Exercise description:
How many lines of these records hold the string "JSON"? Reply with the number alone.

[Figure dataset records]
__________________________________________________

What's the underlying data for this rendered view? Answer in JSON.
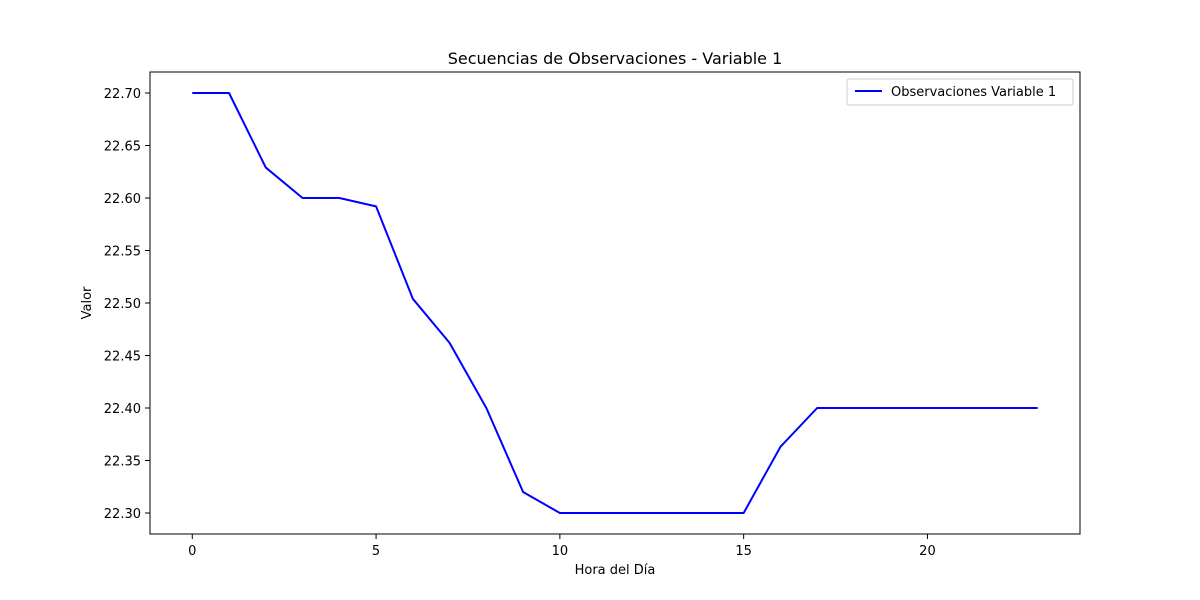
{
  "chart_data": {
    "type": "line",
    "title": "Secuencias de Observaciones - Variable 1",
    "xlabel": "Hora del Día",
    "ylabel": "Valor",
    "xlim": [
      -1.15,
      24.15
    ],
    "ylim": [
      22.28,
      22.72
    ],
    "xticks": [
      0,
      5,
      10,
      15,
      20
    ],
    "yticks": [
      22.3,
      22.35,
      22.4,
      22.45,
      22.5,
      22.55,
      22.6,
      22.65,
      22.7
    ],
    "grid": false,
    "legend_position": "upper right",
    "series": [
      {
        "name": "Observaciones Variable 1",
        "color": "#0000ff",
        "x": [
          0,
          1,
          2,
          3,
          4,
          5,
          6,
          7,
          8,
          9,
          10,
          11,
          12,
          13,
          14,
          15,
          16,
          17,
          18,
          19,
          20,
          21,
          22,
          23
        ],
        "y": [
          22.7,
          22.7,
          22.629,
          22.6,
          22.6,
          22.592,
          22.504,
          22.462,
          22.4,
          22.32,
          22.3,
          22.3,
          22.3,
          22.3,
          22.3,
          22.3,
          22.363,
          22.4,
          22.4,
          22.4,
          22.4,
          22.4,
          22.4,
          22.4
        ]
      }
    ]
  }
}
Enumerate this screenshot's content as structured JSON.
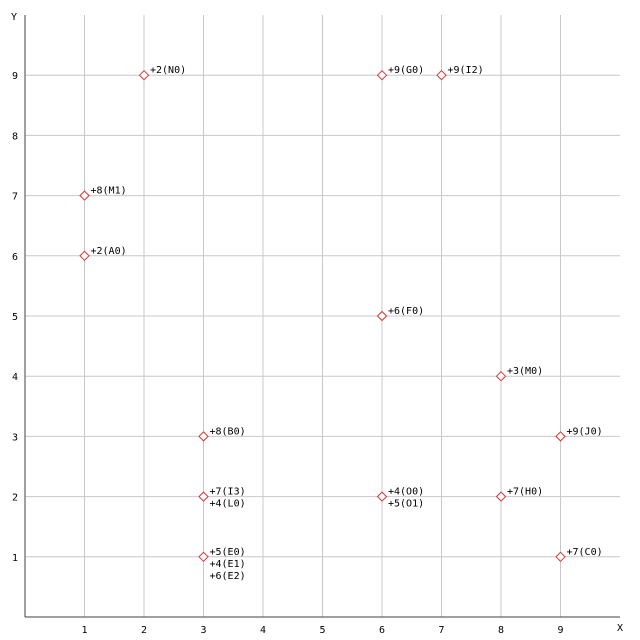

__________________________________________________

In response:
2